* MATERIAL FOR THIS TASK
******
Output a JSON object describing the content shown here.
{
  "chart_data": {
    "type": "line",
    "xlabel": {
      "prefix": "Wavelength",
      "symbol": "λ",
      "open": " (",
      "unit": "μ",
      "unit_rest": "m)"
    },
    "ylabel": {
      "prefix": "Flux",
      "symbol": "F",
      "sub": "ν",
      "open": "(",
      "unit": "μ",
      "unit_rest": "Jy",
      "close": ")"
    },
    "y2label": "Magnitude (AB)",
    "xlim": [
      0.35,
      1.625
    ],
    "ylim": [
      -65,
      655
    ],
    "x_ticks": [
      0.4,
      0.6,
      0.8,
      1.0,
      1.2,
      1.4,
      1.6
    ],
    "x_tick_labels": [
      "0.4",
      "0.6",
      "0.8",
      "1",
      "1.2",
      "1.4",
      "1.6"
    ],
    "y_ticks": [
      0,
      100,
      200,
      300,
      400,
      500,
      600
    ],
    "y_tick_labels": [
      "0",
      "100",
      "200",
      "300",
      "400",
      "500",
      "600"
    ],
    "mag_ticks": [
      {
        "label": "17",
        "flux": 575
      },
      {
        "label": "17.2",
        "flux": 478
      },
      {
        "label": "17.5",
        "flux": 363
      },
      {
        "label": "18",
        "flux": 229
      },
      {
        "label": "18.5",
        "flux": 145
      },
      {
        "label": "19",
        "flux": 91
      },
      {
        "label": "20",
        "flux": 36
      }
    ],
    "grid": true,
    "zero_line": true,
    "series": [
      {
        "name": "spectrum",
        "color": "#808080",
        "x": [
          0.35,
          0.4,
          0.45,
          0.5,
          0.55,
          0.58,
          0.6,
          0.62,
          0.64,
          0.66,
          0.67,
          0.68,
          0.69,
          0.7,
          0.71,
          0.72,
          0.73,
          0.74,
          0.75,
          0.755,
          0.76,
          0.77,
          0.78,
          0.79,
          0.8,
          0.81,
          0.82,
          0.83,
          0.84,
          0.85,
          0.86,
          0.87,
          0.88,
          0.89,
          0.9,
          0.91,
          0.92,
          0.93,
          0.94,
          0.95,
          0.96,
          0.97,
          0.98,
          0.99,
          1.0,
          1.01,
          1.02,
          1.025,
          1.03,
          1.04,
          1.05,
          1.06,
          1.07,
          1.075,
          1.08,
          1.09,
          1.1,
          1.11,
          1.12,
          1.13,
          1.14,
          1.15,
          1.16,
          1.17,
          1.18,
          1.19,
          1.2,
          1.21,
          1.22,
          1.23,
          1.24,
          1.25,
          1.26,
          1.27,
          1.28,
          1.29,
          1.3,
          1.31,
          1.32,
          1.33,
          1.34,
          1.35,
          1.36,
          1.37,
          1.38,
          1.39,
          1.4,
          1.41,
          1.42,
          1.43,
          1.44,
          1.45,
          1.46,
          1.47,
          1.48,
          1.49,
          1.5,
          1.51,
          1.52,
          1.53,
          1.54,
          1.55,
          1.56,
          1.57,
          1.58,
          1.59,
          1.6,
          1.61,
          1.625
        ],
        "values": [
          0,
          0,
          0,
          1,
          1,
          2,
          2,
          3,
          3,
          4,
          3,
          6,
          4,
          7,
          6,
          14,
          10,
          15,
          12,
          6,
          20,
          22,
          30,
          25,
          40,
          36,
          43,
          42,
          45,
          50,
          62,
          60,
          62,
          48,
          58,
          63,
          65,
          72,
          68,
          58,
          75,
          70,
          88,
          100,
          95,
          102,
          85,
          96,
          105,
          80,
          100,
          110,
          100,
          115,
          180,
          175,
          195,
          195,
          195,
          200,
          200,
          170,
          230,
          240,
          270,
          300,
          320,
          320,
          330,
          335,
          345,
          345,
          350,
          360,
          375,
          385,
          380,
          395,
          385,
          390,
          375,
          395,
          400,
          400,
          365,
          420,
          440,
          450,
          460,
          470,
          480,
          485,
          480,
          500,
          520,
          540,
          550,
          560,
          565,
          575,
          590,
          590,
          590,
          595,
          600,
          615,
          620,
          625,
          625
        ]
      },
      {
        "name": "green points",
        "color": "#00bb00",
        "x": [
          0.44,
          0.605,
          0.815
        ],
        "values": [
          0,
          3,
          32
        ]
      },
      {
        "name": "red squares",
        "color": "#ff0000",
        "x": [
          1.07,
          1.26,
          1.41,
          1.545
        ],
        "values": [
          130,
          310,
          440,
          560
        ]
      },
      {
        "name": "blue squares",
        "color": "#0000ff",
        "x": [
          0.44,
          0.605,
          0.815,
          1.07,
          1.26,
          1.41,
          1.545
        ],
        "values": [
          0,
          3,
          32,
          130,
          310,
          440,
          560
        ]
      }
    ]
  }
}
******
* WHAT YOU ARE ASKED TO DO
Would you copy out each line exactly as written?

* SOLVED PROBLEM
Output a JSON object describing the content shown here.
{
  "chart_data": {
    "type": "line",
    "xlabel": {
      "prefix": "Wavelength",
      "symbol": "λ",
      "open": " (",
      "unit": "μ",
      "unit_rest": "m)"
    },
    "ylabel": {
      "prefix": "Flux",
      "symbol": "F",
      "sub": "ν",
      "open": "(",
      "unit": "μ",
      "unit_rest": "Jy",
      "close": ")"
    },
    "y2label": "Magnitude (AB)",
    "xlim": [
      0.35,
      1.625
    ],
    "ylim": [
      -65,
      655
    ],
    "x_ticks": [
      0.4,
      0.6,
      0.8,
      1.0,
      1.2,
      1.4,
      1.6
    ],
    "x_tick_labels": [
      "0.4",
      "0.6",
      "0.8",
      "1",
      "1.2",
      "1.4",
      "1.6"
    ],
    "y_ticks": [
      0,
      100,
      200,
      300,
      400,
      500,
      600
    ],
    "y_tick_labels": [
      "0",
      "100",
      "200",
      "300",
      "400",
      "500",
      "600"
    ],
    "mag_ticks": [
      {
        "label": "17",
        "flux": 575
      },
      {
        "label": "17.2",
        "flux": 478
      },
      {
        "label": "17.5",
        "flux": 363
      },
      {
        "label": "18",
        "flux": 229
      },
      {
        "label": "18.5",
        "flux": 145
      },
      {
        "label": "19",
        "flux": 91
      },
      {
        "label": "20",
        "flux": 36
      }
    ],
    "grid": true,
    "zero_line": true,
    "series": [
      {
        "name": "spectrum",
        "color": "#808080",
        "x": [
          0.35,
          0.4,
          0.45,
          0.5,
          0.55,
          0.58,
          0.6,
          0.62,
          0.64,
          0.66,
          0.67,
          0.68,
          0.69,
          0.7,
          0.71,
          0.72,
          0.73,
          0.74,
          0.75,
          0.755,
          0.76,
          0.77,
          0.78,
          0.79,
          0.8,
          0.81,
          0.82,
          0.83,
          0.84,
          0.85,
          0.86,
          0.87,
          0.88,
          0.89,
          0.9,
          0.91,
          0.92,
          0.93,
          0.94,
          0.95,
          0.96,
          0.97,
          0.98,
          0.99,
          1.0,
          1.01,
          1.02,
          1.025,
          1.03,
          1.04,
          1.05,
          1.06,
          1.07,
          1.075,
          1.08,
          1.09,
          1.1,
          1.11,
          1.12,
          1.13,
          1.14,
          1.15,
          1.16,
          1.17,
          1.18,
          1.19,
          1.2,
          1.21,
          1.22,
          1.23,
          1.24,
          1.25,
          1.26,
          1.27,
          1.28,
          1.29,
          1.3,
          1.31,
          1.32,
          1.33,
          1.34,
          1.35,
          1.36,
          1.37,
          1.38,
          1.39,
          1.4,
          1.41,
          1.42,
          1.43,
          1.44,
          1.45,
          1.46,
          1.47,
          1.48,
          1.49,
          1.5,
          1.51,
          1.52,
          1.53,
          1.54,
          1.55,
          1.56,
          1.57,
          1.58,
          1.59,
          1.6,
          1.61,
          1.625
        ],
        "values": [
          0,
          0,
          0,
          1,
          1,
          2,
          2,
          3,
          3,
          4,
          3,
          6,
          4,
          7,
          6,
          14,
          10,
          15,
          12,
          6,
          20,
          22,
          30,
          25,
          40,
          36,
          43,
          42,
          45,
          50,
          62,
          60,
          62,
          48,
          58,
          63,
          65,
          72,
          68,
          58,
          75,
          70,
          88,
          100,
          95,
          102,
          85,
          96,
          105,
          80,
          100,
          110,
          100,
          115,
          180,
          175,
          195,
          195,
          195,
          200,
          200,
          170,
          230,
          240,
          270,
          300,
          320,
          320,
          330,
          335,
          345,
          345,
          350,
          360,
          375,
          385,
          380,
          395,
          385,
          390,
          375,
          395,
          400,
          400,
          365,
          420,
          440,
          450,
          460,
          470,
          480,
          485,
          480,
          500,
          520,
          540,
          550,
          560,
          565,
          575,
          590,
          590,
          590,
          595,
          600,
          615,
          620,
          625,
          625
        ]
      },
      {
        "name": "green points",
        "color": "#00bb00",
        "x": [
          0.44,
          0.605,
          0.815
        ],
        "values": [
          0,
          3,
          32
        ]
      },
      {
        "name": "red squares",
        "color": "#ff0000",
        "x": [
          1.07,
          1.26,
          1.41,
          1.545
        ],
        "values": [
          130,
          310,
          440,
          560
        ]
      },
      {
        "name": "blue squares",
        "color": "#0000ff",
        "x": [
          0.44,
          0.605,
          0.815,
          1.07,
          1.26,
          1.41,
          1.545
        ],
        "values": [
          0,
          3,
          32,
          130,
          310,
          440,
          560
        ]
      }
    ]
  }
}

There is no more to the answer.